- [INSTRUCTION]
State how many lines hold the string "Розы". Give the number and nothing else.

- [GIVEN RECORDS]
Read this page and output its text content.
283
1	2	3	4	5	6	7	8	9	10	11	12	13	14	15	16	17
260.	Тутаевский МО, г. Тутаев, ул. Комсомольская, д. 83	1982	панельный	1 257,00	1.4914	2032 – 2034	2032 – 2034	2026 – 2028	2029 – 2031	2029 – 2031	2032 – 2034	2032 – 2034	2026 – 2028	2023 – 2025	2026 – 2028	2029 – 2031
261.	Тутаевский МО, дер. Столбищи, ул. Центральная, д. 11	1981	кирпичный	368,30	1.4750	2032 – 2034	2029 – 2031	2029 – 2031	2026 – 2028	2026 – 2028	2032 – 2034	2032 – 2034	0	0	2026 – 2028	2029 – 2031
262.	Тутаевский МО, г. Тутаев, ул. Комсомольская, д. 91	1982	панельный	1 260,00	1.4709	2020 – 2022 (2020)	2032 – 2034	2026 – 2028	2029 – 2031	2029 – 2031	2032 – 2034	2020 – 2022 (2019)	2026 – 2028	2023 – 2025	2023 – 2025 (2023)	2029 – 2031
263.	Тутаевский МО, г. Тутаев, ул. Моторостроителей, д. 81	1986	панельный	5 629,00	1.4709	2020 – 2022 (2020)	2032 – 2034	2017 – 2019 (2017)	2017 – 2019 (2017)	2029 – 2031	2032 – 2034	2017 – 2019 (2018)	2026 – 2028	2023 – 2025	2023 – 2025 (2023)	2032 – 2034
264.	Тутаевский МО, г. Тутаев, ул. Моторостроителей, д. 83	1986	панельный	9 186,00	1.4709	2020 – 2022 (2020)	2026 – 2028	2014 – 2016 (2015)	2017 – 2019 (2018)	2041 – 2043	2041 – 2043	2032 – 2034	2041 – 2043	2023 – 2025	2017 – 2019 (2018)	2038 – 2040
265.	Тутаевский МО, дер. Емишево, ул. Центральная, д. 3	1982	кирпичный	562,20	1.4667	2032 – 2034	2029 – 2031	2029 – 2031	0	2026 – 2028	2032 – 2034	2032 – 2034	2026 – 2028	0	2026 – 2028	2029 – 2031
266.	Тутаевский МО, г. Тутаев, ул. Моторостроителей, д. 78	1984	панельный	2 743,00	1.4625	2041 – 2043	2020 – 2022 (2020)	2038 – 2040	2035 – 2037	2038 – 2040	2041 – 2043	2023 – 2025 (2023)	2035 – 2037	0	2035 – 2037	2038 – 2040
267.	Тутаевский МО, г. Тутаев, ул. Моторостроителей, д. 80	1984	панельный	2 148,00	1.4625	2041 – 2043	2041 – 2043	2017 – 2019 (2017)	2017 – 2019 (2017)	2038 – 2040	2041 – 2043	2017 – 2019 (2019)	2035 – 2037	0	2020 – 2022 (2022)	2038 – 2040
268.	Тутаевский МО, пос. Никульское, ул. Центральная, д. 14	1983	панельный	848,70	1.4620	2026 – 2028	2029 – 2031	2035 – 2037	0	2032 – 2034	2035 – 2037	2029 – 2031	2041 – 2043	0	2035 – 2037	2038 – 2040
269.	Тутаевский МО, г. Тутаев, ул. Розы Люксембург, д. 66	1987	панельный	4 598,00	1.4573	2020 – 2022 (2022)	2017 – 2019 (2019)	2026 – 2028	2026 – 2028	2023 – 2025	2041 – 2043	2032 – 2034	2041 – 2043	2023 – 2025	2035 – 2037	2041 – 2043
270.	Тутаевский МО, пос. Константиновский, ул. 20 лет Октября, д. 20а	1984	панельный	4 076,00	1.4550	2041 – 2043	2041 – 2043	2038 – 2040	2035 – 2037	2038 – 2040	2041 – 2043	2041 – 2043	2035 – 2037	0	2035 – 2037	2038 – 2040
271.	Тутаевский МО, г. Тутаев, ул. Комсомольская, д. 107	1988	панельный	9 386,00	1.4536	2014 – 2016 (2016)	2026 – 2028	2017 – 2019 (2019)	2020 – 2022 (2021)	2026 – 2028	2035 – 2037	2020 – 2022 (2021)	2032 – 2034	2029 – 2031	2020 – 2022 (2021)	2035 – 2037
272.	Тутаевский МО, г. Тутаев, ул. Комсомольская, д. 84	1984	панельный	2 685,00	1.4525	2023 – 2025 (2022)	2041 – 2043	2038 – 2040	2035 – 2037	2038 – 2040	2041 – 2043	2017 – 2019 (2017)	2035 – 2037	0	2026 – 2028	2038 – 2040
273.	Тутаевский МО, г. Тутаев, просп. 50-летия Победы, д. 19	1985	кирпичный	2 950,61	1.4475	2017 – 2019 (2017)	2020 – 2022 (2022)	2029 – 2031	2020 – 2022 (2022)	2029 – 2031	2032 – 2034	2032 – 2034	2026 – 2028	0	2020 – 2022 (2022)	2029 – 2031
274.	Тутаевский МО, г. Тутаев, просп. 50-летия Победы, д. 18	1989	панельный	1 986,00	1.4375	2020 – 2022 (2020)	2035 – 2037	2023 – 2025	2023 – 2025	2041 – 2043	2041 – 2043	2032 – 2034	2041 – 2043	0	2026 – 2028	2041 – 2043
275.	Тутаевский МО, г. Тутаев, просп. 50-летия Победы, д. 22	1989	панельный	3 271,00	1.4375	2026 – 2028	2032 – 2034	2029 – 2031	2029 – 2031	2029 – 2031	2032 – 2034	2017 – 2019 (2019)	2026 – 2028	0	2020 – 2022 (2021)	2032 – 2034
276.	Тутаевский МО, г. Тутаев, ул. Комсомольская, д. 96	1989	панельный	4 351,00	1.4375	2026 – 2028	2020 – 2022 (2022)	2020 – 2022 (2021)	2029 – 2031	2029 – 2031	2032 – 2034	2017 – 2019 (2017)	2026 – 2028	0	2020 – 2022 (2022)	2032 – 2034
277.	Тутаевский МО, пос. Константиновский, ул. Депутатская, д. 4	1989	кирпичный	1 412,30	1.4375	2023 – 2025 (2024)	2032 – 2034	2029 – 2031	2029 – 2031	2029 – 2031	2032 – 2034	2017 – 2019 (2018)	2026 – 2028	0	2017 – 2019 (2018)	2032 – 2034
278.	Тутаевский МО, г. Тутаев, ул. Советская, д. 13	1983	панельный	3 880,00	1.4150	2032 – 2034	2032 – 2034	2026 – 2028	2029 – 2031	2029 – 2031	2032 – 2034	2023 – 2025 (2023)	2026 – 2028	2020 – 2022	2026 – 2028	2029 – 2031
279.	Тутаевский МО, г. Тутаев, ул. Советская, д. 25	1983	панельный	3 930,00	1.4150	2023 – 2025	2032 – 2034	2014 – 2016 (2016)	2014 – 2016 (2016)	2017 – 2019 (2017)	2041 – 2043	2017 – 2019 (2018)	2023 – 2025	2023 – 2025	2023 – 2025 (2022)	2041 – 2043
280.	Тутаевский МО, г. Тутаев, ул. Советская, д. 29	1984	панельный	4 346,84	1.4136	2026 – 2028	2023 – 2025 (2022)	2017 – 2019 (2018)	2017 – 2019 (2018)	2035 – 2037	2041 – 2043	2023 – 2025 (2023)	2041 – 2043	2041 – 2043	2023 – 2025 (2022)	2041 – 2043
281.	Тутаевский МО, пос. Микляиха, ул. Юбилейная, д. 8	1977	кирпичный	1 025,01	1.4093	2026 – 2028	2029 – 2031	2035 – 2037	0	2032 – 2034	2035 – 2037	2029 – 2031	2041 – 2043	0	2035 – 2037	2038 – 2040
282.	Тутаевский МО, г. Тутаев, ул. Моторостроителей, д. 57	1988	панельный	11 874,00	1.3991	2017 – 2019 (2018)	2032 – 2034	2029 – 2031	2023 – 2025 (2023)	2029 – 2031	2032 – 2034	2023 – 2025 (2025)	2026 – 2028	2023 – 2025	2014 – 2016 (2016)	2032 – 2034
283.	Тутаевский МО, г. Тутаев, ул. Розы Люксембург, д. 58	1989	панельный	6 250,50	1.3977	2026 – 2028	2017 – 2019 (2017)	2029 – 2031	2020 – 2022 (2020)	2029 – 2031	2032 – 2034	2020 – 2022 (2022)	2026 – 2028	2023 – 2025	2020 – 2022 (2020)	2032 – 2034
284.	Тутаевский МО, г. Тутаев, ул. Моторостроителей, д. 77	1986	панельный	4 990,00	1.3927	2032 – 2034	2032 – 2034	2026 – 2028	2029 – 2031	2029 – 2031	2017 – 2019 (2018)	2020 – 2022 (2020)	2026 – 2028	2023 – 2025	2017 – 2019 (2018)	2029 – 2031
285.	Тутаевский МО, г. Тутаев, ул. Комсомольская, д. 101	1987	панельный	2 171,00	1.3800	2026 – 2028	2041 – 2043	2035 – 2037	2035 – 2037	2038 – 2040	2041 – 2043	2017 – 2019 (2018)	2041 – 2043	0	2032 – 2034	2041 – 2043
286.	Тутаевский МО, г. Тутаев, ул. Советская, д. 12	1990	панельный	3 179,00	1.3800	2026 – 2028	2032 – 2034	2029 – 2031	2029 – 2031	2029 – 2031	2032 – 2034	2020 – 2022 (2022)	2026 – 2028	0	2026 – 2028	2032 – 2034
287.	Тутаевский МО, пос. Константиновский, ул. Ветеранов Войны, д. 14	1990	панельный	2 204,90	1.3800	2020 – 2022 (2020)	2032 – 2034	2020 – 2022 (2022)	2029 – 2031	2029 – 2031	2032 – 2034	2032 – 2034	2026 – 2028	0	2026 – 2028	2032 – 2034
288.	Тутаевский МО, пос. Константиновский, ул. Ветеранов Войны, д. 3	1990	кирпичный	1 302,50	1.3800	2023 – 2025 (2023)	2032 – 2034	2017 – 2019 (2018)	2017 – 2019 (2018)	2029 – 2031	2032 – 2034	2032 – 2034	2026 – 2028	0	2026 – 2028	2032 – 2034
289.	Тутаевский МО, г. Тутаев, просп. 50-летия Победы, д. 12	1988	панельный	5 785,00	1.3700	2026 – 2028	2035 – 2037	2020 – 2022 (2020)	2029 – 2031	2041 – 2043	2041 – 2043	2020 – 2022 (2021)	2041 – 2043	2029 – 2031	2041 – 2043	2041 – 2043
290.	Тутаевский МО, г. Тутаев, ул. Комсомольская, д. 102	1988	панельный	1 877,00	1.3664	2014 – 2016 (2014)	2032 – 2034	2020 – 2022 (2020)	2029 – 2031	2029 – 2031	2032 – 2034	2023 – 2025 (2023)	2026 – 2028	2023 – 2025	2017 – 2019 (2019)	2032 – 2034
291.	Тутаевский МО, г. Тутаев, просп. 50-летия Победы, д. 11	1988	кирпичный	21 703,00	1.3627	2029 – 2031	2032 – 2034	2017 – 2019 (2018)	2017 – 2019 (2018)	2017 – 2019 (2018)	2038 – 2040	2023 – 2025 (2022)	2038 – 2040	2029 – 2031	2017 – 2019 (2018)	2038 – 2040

- [RESPONSE TO THIS TASK]
2